### Input rows
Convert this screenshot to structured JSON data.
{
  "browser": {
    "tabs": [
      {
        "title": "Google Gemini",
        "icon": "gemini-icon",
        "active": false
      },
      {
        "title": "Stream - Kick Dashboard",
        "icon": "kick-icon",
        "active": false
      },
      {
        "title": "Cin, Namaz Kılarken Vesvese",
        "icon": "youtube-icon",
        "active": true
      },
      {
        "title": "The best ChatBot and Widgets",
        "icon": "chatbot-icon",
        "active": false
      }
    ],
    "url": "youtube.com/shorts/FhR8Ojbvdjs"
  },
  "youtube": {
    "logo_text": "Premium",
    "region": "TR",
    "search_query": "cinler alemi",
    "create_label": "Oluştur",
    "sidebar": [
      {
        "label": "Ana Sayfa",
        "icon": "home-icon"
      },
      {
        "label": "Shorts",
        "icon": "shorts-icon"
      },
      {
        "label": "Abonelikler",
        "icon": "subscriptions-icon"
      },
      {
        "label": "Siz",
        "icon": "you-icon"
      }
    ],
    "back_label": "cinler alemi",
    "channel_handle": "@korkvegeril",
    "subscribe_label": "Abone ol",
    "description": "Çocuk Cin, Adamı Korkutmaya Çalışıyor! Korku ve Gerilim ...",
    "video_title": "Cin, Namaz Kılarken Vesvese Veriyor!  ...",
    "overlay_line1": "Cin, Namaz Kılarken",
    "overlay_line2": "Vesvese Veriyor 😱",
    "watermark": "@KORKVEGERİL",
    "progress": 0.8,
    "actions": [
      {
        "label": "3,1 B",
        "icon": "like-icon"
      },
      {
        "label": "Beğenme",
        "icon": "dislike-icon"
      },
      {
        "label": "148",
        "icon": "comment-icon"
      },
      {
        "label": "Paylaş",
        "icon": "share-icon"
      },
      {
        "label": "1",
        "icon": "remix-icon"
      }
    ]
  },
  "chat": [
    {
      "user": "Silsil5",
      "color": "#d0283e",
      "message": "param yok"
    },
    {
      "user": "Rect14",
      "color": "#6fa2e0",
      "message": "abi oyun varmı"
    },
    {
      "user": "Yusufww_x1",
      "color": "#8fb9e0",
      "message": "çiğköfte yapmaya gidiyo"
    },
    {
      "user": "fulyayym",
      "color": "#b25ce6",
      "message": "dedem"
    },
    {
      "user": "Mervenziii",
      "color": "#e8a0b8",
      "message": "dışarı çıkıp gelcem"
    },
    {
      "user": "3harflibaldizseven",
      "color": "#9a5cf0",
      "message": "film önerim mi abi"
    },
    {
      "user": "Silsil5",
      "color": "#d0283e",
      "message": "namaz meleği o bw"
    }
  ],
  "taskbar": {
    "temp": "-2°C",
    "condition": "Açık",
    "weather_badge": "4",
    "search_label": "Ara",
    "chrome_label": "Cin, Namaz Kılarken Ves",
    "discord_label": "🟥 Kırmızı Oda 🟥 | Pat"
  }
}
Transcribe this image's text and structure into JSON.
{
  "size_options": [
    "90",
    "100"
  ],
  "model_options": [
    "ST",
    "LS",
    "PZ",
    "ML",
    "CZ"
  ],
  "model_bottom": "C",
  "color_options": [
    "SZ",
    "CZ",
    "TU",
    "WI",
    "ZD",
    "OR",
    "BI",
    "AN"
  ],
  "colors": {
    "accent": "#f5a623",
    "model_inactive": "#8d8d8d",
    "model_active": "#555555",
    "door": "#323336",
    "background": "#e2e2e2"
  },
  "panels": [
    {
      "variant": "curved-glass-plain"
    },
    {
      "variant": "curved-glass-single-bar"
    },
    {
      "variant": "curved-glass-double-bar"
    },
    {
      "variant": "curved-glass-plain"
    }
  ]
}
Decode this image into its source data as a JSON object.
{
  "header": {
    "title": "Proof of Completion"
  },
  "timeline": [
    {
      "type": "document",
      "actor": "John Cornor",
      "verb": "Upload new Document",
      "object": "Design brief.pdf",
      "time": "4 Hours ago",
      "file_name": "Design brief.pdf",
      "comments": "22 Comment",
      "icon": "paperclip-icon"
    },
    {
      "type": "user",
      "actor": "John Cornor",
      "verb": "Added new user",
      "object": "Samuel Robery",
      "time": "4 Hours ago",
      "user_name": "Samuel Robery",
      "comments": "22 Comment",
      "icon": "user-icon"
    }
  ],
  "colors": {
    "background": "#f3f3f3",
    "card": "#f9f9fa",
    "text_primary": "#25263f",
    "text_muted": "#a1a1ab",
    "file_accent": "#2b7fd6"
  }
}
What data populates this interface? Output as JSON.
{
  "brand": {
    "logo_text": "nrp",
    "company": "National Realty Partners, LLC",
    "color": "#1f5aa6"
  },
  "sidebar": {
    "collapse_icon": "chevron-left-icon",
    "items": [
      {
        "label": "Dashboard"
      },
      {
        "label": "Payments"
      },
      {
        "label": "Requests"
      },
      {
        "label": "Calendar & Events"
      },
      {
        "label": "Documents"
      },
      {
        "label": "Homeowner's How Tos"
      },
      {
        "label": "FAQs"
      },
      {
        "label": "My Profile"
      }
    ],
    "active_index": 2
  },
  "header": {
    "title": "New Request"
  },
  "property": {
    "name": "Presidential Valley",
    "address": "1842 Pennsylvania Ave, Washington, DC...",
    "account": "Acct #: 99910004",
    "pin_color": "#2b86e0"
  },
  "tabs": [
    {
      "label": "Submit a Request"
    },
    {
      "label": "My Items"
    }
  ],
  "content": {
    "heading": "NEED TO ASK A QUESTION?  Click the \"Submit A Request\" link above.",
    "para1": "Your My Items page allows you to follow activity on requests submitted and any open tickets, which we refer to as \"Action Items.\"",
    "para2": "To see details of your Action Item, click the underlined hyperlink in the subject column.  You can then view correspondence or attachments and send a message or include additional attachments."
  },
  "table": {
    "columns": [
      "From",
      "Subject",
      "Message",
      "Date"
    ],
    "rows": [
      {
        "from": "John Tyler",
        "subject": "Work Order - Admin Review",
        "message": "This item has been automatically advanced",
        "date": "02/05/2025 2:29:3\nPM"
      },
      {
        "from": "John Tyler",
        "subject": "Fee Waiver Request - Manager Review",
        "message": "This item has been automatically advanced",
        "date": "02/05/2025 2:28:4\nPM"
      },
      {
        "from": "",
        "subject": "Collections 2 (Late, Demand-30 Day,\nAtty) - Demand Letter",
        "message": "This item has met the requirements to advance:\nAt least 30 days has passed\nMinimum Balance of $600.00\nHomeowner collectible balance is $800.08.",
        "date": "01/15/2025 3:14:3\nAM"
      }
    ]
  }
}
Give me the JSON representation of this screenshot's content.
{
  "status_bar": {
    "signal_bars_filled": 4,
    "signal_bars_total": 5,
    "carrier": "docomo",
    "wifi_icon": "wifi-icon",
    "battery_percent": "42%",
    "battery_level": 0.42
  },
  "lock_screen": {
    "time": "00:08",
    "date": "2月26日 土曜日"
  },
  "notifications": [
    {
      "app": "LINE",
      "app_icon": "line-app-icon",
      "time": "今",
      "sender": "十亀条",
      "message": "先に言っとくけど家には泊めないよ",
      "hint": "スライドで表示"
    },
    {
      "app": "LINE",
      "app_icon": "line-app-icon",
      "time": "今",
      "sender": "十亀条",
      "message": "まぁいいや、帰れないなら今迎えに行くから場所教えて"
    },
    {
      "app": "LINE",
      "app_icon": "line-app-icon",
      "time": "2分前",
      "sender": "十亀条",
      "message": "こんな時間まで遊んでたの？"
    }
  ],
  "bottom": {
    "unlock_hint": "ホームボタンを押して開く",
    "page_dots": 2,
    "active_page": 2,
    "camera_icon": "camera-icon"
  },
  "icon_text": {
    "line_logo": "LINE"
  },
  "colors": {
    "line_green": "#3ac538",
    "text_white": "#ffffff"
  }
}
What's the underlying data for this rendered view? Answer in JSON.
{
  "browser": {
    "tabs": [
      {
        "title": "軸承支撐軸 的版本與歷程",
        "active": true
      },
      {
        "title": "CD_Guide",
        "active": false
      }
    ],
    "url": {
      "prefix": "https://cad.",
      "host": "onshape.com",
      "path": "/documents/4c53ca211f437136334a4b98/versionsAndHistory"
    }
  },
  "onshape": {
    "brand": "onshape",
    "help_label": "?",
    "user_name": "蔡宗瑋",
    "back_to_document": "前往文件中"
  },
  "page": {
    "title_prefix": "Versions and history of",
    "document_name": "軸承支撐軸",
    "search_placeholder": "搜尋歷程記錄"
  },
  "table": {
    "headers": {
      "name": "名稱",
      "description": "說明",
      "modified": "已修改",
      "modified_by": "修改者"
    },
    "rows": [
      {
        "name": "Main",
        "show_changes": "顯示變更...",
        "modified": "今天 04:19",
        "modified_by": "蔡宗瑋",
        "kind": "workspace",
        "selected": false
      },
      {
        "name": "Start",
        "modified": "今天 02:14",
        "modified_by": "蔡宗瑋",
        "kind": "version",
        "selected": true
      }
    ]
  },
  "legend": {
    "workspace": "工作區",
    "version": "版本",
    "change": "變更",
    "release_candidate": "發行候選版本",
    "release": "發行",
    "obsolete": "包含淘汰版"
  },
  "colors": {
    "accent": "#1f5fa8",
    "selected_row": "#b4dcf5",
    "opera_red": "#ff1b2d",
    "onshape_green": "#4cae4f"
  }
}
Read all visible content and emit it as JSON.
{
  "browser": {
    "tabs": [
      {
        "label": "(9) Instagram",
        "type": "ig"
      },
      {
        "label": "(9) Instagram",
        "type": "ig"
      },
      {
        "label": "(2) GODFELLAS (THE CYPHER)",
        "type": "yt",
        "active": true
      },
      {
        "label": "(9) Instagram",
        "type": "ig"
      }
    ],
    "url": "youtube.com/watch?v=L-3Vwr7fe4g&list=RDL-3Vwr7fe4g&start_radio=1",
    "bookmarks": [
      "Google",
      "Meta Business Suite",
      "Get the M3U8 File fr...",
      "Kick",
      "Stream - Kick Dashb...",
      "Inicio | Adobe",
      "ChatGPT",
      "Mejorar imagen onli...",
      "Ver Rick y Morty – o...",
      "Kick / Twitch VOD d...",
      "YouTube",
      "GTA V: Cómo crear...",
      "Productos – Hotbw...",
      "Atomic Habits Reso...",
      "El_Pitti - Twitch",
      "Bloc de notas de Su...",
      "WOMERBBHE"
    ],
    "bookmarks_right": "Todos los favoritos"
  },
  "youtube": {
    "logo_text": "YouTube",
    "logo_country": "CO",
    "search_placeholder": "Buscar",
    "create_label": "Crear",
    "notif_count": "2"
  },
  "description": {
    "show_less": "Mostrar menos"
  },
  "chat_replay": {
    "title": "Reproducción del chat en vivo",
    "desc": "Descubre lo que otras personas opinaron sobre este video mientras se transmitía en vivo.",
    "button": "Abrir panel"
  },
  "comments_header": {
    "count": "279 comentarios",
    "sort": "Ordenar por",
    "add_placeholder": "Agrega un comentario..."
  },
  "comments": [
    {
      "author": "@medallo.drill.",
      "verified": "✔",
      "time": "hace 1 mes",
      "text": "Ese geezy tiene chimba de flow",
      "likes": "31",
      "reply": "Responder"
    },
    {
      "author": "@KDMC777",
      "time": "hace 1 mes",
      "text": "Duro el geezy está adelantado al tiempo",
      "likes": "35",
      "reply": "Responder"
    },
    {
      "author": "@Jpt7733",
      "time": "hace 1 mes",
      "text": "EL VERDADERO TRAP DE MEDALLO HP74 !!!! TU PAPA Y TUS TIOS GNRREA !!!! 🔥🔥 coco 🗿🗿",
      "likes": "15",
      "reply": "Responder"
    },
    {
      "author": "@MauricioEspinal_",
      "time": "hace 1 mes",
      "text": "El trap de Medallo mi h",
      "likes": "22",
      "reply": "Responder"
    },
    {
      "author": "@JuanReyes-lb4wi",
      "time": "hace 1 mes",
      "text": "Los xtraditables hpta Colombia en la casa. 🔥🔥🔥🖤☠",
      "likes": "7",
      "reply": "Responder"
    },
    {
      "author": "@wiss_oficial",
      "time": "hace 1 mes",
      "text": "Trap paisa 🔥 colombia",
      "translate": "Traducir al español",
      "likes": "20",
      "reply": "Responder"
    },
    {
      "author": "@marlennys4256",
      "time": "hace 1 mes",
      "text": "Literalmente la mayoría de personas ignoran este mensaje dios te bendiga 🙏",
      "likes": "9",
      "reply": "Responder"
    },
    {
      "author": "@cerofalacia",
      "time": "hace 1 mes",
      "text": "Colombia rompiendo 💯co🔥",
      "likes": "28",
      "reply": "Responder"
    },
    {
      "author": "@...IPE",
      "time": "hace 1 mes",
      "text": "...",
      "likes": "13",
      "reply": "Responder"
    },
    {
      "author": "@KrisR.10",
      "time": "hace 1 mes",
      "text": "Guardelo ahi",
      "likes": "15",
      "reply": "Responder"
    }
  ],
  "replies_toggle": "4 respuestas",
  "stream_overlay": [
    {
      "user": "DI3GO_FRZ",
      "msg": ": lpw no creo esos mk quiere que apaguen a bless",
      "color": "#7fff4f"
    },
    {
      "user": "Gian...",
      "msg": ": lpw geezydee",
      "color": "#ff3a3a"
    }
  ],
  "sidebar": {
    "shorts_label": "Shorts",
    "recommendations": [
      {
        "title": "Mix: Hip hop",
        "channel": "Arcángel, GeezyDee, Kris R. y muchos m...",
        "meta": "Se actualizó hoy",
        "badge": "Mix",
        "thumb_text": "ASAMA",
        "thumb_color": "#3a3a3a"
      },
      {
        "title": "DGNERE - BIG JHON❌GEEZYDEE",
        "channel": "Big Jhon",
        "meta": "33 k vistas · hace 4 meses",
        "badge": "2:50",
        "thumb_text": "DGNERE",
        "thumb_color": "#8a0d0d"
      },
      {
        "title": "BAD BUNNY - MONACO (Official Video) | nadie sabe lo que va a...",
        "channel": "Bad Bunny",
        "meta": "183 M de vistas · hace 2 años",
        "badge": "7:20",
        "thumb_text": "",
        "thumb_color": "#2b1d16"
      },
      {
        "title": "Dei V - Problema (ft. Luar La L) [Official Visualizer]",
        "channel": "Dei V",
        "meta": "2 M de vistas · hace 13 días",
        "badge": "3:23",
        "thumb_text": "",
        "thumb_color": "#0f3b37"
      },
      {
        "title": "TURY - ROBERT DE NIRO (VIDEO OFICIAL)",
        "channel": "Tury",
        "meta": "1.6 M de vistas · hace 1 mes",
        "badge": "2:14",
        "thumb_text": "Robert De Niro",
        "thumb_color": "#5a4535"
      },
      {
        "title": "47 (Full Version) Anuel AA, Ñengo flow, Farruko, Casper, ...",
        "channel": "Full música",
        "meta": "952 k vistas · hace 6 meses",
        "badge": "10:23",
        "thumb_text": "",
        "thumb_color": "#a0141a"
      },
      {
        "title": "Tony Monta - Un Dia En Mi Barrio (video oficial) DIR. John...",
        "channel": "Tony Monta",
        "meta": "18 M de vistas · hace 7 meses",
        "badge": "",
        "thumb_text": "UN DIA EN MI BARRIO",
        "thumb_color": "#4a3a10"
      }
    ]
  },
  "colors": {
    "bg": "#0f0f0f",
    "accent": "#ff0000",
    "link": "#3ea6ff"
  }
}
######
**Work to complete**
Find the string "Full" in the entries above and return each line that holds it.

**Response to this task**
        "title": "47 (Full Version) Anuel AA, Ñengo flow, Farruko, Casper, ...",
        "channel": "Full música",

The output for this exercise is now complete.